### Task to complete
Return the count of lines that hold the string "this", with no other words.

Items from a figure collection
* * * * * * * * *

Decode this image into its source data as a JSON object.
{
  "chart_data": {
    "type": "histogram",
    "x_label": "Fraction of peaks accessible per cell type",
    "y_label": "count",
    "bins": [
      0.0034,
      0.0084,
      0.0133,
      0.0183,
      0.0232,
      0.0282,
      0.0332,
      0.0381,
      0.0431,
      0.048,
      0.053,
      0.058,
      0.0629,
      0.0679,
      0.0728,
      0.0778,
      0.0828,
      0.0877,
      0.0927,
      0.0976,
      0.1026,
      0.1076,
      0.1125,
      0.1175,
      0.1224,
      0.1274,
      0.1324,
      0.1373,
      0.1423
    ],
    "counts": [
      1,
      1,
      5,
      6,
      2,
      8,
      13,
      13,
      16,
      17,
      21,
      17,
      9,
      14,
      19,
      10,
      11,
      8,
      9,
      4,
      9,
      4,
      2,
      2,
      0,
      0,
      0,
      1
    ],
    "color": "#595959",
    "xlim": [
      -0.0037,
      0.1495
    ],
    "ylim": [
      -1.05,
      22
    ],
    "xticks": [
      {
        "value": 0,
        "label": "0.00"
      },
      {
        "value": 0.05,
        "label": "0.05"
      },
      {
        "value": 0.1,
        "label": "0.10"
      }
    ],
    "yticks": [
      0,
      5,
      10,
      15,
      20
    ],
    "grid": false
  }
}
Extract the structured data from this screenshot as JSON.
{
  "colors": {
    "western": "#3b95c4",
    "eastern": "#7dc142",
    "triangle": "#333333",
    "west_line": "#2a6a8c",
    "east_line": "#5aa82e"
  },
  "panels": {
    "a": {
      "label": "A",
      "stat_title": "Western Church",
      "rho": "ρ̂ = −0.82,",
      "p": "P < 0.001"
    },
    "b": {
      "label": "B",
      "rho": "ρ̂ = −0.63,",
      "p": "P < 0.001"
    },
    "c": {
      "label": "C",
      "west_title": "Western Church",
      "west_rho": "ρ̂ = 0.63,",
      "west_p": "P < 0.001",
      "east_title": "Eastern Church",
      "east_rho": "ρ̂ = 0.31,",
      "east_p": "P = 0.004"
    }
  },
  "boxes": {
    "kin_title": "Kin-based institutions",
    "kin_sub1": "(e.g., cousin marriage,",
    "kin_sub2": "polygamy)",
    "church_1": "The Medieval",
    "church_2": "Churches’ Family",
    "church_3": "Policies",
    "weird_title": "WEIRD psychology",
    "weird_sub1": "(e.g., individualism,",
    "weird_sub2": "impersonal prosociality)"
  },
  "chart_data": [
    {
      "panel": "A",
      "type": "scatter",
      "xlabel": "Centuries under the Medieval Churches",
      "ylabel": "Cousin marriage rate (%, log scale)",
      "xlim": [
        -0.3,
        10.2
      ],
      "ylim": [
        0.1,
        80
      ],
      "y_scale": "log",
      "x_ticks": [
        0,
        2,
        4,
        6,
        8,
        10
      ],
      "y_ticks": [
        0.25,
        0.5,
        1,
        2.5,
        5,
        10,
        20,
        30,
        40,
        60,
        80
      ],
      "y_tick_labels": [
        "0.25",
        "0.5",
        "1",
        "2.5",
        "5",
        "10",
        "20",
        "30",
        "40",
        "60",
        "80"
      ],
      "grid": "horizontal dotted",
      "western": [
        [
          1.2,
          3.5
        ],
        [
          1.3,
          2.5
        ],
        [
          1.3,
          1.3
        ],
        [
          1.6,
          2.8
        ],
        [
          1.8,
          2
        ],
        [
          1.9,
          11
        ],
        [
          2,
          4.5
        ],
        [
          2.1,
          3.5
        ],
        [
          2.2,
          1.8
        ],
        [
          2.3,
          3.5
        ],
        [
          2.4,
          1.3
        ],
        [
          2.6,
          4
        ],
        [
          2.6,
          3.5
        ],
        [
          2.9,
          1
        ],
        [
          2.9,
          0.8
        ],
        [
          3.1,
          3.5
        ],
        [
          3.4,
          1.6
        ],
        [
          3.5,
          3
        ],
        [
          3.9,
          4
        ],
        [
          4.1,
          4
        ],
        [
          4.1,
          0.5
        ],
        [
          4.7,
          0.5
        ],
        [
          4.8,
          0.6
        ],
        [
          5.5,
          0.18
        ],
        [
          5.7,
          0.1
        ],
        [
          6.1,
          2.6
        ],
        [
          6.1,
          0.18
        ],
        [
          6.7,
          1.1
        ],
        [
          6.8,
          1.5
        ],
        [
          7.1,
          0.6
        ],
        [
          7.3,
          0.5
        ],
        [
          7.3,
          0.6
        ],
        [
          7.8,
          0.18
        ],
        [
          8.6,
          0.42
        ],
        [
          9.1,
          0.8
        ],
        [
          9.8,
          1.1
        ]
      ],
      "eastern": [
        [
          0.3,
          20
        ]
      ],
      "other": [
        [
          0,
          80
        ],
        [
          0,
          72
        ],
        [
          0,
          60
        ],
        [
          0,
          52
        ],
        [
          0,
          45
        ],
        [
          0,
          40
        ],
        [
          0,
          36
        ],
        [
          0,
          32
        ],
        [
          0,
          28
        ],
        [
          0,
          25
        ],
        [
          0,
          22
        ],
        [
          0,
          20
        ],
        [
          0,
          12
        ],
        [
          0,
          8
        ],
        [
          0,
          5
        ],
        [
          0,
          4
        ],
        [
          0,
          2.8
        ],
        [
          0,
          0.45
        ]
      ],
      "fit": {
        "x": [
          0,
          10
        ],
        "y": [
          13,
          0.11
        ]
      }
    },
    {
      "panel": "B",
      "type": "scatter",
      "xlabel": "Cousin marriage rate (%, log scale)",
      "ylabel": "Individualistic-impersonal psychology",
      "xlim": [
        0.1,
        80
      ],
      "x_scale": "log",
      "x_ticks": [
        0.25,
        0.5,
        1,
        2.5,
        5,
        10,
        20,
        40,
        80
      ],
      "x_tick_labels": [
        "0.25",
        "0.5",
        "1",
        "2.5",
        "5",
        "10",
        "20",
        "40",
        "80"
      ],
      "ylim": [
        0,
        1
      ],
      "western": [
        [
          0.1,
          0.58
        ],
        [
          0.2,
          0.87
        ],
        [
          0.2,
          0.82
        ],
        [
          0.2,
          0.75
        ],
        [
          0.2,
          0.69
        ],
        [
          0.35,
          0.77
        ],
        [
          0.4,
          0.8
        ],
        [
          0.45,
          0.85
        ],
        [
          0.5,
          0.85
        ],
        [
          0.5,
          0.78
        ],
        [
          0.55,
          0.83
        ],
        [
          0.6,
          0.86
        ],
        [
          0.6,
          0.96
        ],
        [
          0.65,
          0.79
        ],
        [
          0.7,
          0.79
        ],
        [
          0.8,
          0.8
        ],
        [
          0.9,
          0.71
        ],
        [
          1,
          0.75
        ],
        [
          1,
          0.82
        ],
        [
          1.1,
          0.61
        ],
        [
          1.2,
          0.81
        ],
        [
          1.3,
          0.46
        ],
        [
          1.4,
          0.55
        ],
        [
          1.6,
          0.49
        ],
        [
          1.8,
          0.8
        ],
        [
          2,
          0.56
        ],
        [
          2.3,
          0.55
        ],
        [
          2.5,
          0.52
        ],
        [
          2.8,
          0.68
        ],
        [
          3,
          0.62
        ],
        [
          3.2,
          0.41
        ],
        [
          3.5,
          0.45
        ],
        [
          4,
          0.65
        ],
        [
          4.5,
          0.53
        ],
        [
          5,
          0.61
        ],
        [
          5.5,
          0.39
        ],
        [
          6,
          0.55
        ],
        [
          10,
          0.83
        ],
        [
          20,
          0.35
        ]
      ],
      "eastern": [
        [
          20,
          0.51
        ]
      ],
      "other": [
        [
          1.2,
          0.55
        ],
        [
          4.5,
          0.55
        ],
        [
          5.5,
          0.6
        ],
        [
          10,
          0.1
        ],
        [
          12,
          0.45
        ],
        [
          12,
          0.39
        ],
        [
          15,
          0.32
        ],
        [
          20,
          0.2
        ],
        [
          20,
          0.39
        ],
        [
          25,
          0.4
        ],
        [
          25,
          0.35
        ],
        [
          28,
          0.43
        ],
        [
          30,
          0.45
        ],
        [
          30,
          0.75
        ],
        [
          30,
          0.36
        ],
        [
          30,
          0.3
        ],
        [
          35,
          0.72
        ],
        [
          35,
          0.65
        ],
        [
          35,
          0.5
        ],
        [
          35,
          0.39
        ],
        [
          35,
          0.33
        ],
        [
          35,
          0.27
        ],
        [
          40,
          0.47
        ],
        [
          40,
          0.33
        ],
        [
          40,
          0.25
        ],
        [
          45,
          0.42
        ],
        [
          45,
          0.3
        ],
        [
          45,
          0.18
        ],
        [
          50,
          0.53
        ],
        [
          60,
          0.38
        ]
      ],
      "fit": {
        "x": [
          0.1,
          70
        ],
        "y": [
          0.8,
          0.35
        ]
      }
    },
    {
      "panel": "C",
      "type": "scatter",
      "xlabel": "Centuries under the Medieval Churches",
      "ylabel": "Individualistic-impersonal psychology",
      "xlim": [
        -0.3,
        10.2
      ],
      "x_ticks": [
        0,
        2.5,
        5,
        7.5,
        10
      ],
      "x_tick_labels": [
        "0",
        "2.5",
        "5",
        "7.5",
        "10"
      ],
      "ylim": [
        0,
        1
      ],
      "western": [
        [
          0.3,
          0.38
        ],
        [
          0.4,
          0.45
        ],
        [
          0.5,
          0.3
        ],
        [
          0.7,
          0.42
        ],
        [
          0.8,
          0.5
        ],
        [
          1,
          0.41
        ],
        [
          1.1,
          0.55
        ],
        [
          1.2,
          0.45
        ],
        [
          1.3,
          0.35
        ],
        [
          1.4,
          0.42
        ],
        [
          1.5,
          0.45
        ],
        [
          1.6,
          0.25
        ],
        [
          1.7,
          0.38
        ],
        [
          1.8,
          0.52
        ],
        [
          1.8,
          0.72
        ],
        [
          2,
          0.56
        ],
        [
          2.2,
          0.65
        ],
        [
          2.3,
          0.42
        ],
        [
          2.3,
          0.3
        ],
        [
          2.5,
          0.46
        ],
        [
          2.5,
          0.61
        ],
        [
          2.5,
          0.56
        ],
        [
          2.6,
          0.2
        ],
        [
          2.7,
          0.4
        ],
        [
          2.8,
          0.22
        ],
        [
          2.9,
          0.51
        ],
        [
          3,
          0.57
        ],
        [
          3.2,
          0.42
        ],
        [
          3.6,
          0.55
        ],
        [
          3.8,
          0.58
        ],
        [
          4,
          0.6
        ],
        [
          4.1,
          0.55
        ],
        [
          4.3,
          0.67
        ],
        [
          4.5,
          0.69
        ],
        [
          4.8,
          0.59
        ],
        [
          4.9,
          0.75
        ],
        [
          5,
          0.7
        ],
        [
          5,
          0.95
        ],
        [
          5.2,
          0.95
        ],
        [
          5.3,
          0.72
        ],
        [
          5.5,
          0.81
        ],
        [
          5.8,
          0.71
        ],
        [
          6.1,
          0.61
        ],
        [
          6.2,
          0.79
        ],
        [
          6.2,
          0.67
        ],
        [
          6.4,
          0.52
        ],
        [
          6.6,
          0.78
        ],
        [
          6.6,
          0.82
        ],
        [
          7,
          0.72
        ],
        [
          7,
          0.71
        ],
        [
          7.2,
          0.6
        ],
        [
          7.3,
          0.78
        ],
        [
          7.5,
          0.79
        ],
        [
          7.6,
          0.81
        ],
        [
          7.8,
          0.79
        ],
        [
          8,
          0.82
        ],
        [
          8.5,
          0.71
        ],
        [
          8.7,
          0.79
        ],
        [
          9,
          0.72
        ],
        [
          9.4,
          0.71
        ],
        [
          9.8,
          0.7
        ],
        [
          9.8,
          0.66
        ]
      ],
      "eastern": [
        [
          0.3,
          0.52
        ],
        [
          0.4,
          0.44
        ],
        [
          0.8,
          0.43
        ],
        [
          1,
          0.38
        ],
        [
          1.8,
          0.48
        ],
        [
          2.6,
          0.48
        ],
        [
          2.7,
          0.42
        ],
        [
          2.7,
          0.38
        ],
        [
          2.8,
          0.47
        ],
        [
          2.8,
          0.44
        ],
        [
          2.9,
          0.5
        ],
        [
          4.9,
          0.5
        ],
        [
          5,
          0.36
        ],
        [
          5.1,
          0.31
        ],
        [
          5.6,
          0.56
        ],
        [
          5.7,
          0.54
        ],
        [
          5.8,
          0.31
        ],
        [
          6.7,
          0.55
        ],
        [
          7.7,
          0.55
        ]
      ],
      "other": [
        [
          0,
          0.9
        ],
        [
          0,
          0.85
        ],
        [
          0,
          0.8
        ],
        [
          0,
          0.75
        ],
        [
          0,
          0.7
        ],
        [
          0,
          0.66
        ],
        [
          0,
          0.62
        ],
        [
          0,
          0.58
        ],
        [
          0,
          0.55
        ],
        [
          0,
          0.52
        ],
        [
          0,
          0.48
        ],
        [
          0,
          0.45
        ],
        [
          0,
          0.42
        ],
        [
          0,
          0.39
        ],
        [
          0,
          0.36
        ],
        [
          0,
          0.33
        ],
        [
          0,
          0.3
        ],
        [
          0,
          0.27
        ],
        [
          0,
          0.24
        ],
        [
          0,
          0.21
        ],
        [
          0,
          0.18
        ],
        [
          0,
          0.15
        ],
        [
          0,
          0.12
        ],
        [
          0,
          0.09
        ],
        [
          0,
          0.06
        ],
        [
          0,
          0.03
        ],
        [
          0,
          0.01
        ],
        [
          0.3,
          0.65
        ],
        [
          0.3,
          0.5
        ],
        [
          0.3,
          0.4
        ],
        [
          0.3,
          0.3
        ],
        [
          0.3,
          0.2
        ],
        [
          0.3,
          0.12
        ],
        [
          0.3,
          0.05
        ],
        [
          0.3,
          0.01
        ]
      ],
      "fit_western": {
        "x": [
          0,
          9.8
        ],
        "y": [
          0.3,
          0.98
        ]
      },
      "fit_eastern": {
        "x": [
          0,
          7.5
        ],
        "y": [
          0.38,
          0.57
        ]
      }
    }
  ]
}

* * * * * * * * *

### Finished answer
2